▶ [TASK TO CARRY OUT]:
Filter the records below, keeping only lines with the string "Vordertüren".

▶ [LISTED RECORDS]:
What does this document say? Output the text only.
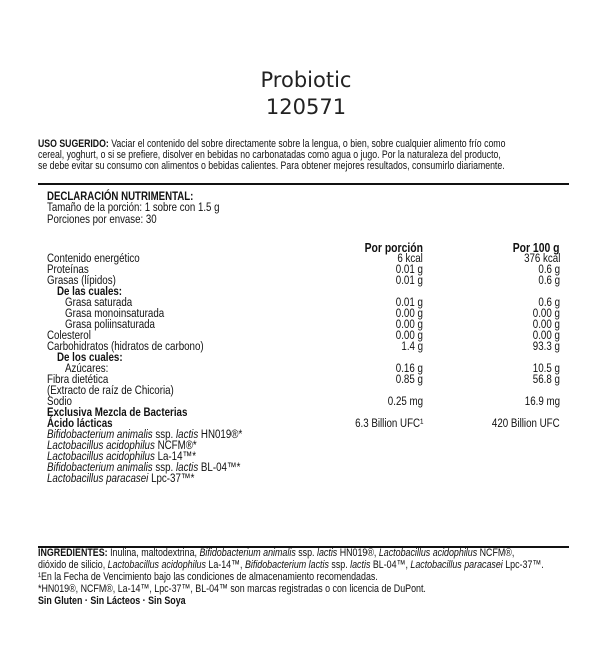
Probiotic
120571
USO SUGERIDO: Vaciar el contenido del sobre directamente sobre la lengua, o bien, sobre cualquier alimento frío como
cereal, yoghurt, o si se prefiere, disolver en bebidas no carbonatadas como agua o jugo. Por la naturaleza del producto,
se debe evitar su consumo con alimentos o bebidas calientes. Para obtener mejores resultados, consumirlo diariamente.
DECLARACIÓN NUTRIMENTAL:
Tamaño de la porción: 1 sobre con 1.5 g
Porciones por envase: 30
Por porción	Por 100 g
Contenido energético	6 kcal	376 kcal
Proteínas	0.01 g	0.6 g
Grasas (lípidos)	0.01 g	0.6 g
De las cuales:
Grasa saturada	0.01 g	0.6 g
Grasa monoinsaturada	0.00 g	0.00 g
Grasa poliinsaturada	0.00 g	0.00 g
Colesterol	0.00 g	0.00 g
Carbohidratos (hidratos de carbono)	1.4 g	93.3 g
De los cuales:
Azúcares:	0.16 g	10.5 g
Fibra dietética	0.85 g	56.8 g
(Extracto de raíz de Chicoria)
Sodio	0.25 mg	16.9 mg
Exclusiva Mezcla de Bacterias
Ácido lácticas	6.3 Billion UFC¹	420 Billion UFC
Bifidobacterium animalis ssp. lactis HN019®*
Lactobacillus acidophilus NCFM®*
Lactobacillus acidophilus La-14™*
Bifidobacterium animalis ssp. lactis BL-04™*
Lactobacillus paracasei Lpc-37™*
INGREDIENTES: Inulina, maltodextrina, Bifidobacterium animalis ssp. lactis HN019®, Lactobacillus acidophilus NCFM®,
dióxido de silicio, Lactobacillus acidophilus La-14™, Bifidobacterium lactis ssp. lactis BL-04™, Lactobacillus paracasei Lpc-37™.
¹En la Fecha de Vencimiento bajo las condiciones de almacenamiento recomendadas.
*HN019®, NCFM®, La-14™, Lpc-37™, BL-04™ son marcas registradas o con licencia de DuPont.
Sin Gluten · Sin Lácteos · Sin Soya
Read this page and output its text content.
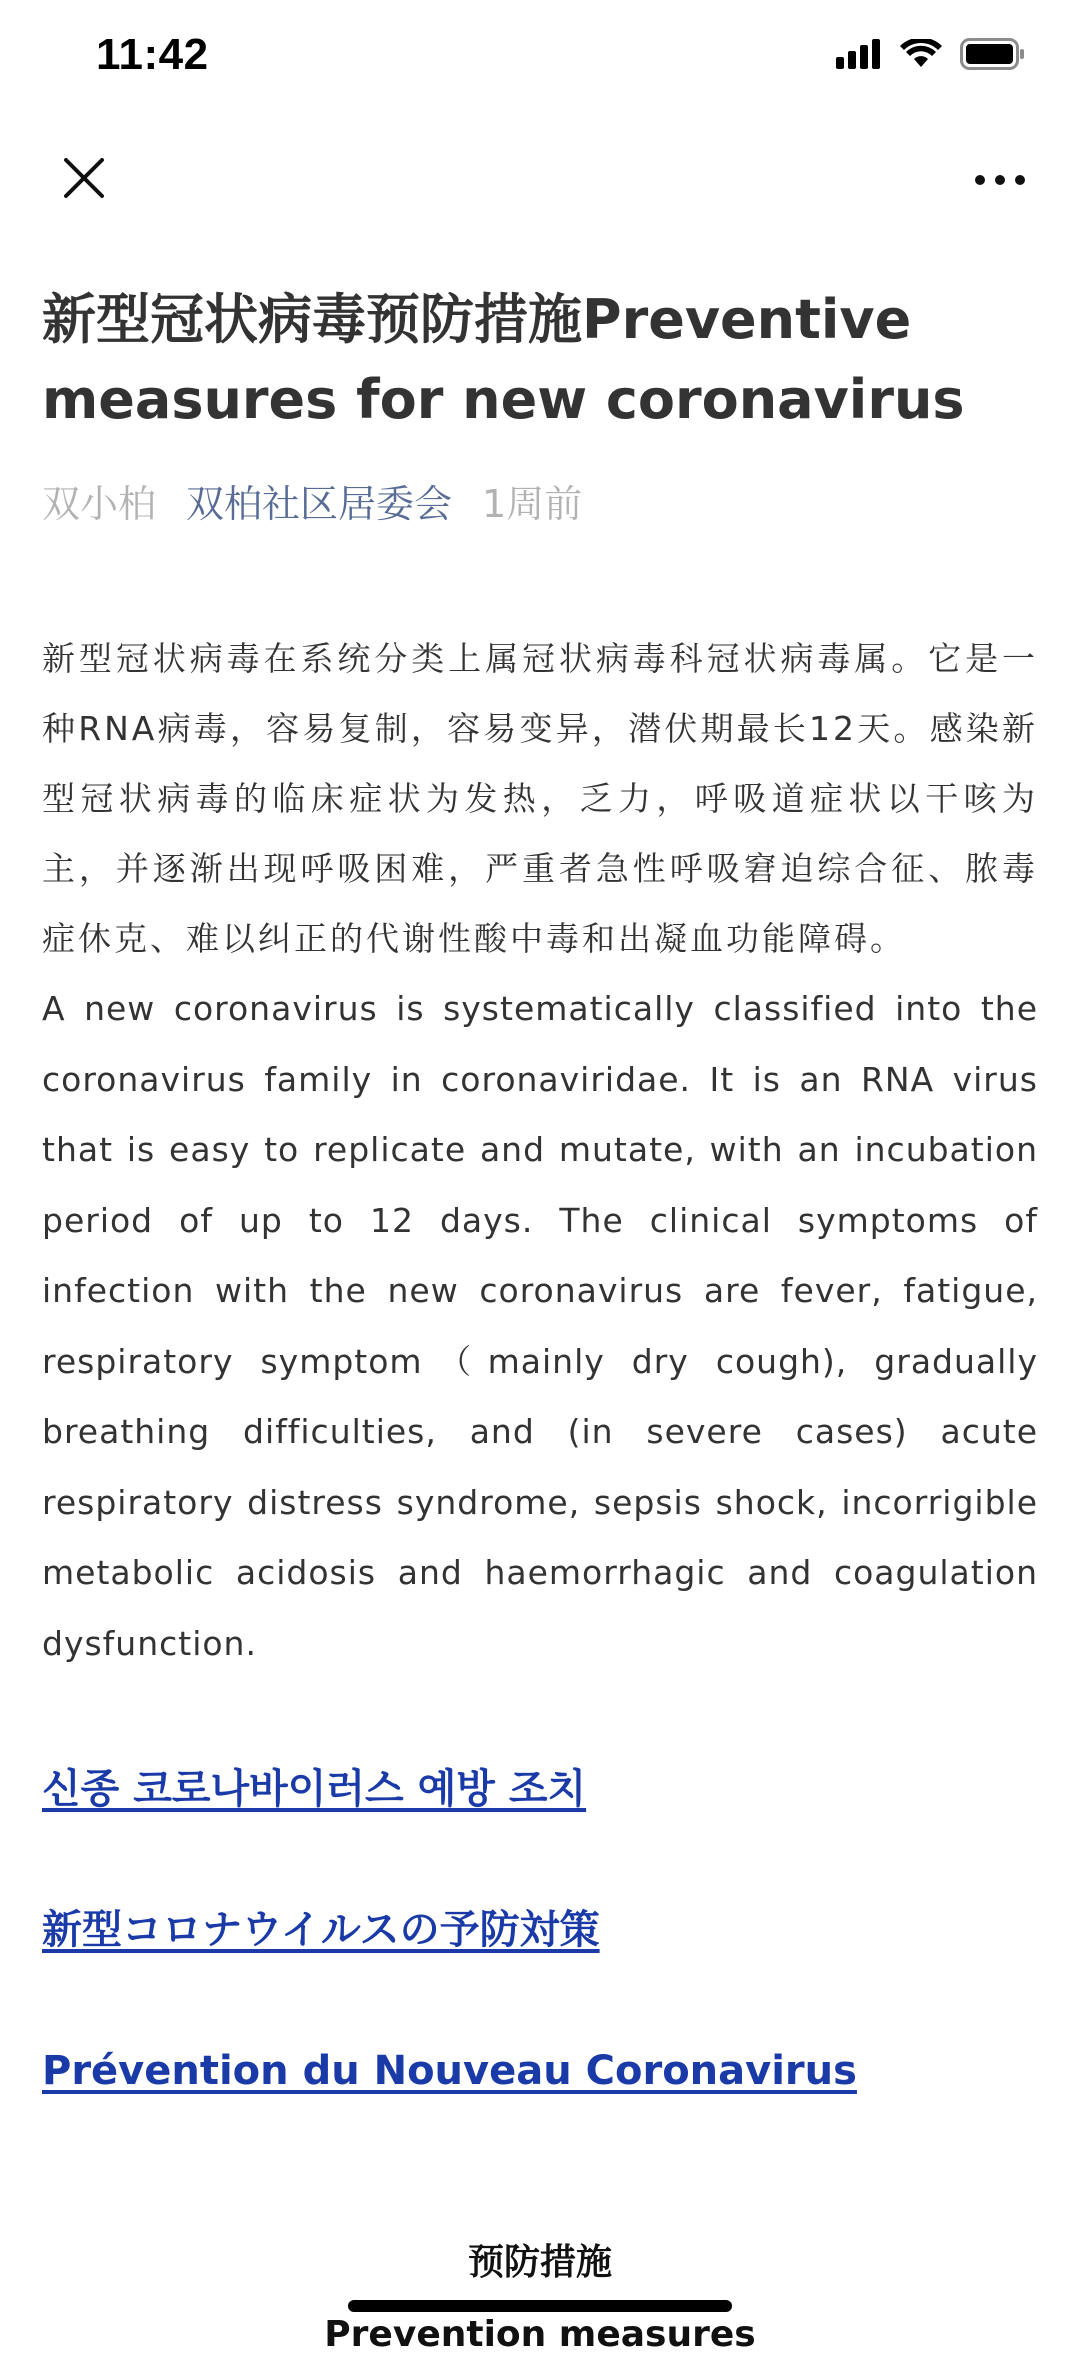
11:42
新型冠状病毒预防措施Preventive measures for new coronavirus
双小柏 双柏社区居委会 1周前

新型冠状病毒在系统分类上属冠状病毒科冠状病毒属。它是一种RNA病毒，容易复制，容易变异，潜伏期最长12天。感染新型冠状病毒的临床症状为发热，乏力，呼吸道症状以干咳为主，并逐渐出现呼吸困难，严重者急性呼吸窘迫综合征、脓毒症休克、难以纠正的代谢性酸中毒和出凝血功能障碍。

A new coronavirus is systematically classified into the coronavirus family in coronaviridae. It is an RNA virus that is easy to replicate and mutate, with an incubation period of up to 12 days. The clinical symptoms of infection with the new coronavirus are fever, fatigue, respiratory symptom（mainly dry cough), gradually breathing difficulties, and (in severe cases) acute respiratory distress syndrome, sepsis shock, incorrigible metabolic acidosis and haemorrhagic and coagulation dysfunction.

신종 코로나바이러스 예방 조치
新型コロナウイルスの予防対策
Prévention du Nouveau Coronavirus
预防措施
Prevention measures
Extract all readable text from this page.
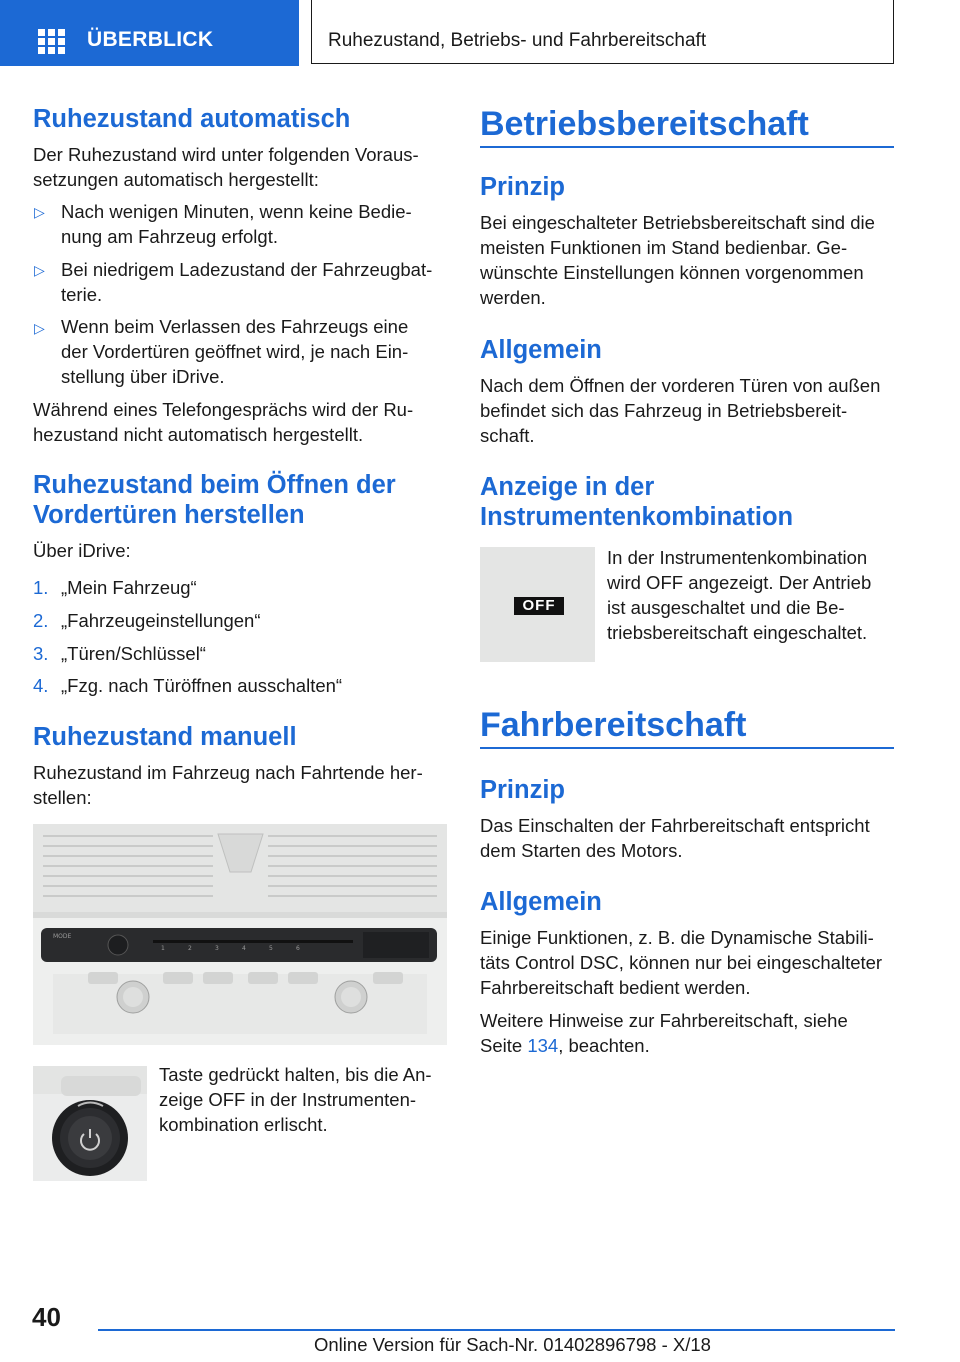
ÜBERBLICK	Ruhezustand, Betriebs- und Fahrbereitschaft
Ruhezustand automatisch

Der Ruhezustand wird unter folgenden Voraus-

setzungen automatisch hergestellt:

▷ Nach wenigen Minuten, wenn keine Bedie-

nung am Fahrzeug erfolgt.

▷ Bei niedrigem Ladezustand der Fahrzeugbat-

terie.

▷ Wenn beim Verlassen des Fahrzeugs eine

der Vordertüren geöffnet wird, je nach Ein-

stellung über iDrive.

Während eines Telefongesprächs wird der Ru-

hezustand nicht automatisch hergestellt.

Ruhezustand beim Öffnen der
Vordertüren herstellen

Über iDrive:

1. „Mein Fahrzeug“

2. „Fahrzeugeinstellungen“

3. „Türen/Schlüssel“

4. „Fzg. nach Türöffnen ausschalten“

Ruhezustand manuell

Ruhezustand im Fahrzeug nach Fahrtende her-

stellen:

MODE
1	2	3	4	5	6

Taste gedrückt halten, bis die An-

zeige OFF in der Instrumenten-

kombination erlischt.

Betriebsbereitschaft
Prinzip

Bei eingeschalteter Betriebsbereitschaft sind die

meisten Funktionen im Stand bedienbar. Ge-

wünschte Einstellungen können vorgenommen

werden.

Allgemein

Nach dem Öffnen der vorderen Türen von außen

befindet sich das Fahrzeug in Betriebsbereit-

schaft.

Anzeige in der
Instrumentenkombination
OFF

In der Instrumentenkombination

wird OFF angezeigt. Der Antrieb

ist ausgeschaltet und die Be-

triebsbereitschaft eingeschaltet.

Fahrbereitschaft
Prinzip

Das Einschalten der Fahrbereitschaft entspricht

dem Starten des Motors.

Allgemein

Einige Funktionen, z. B. die Dynamische Stabili-

täts Control DSC, können nur bei eingeschalteter

Fahrbereitschaft bedient werden.

Weitere Hinweise zur Fahrbereitschaft, siehe

Seite 134, beachten.

40
Online Version für Sach-Nr. 01402896798 - X/18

▶ [RESULT OF THIS TASK]:
der Vordertüren geöffnet wird, je nach Ein-
Vordertüren herstellen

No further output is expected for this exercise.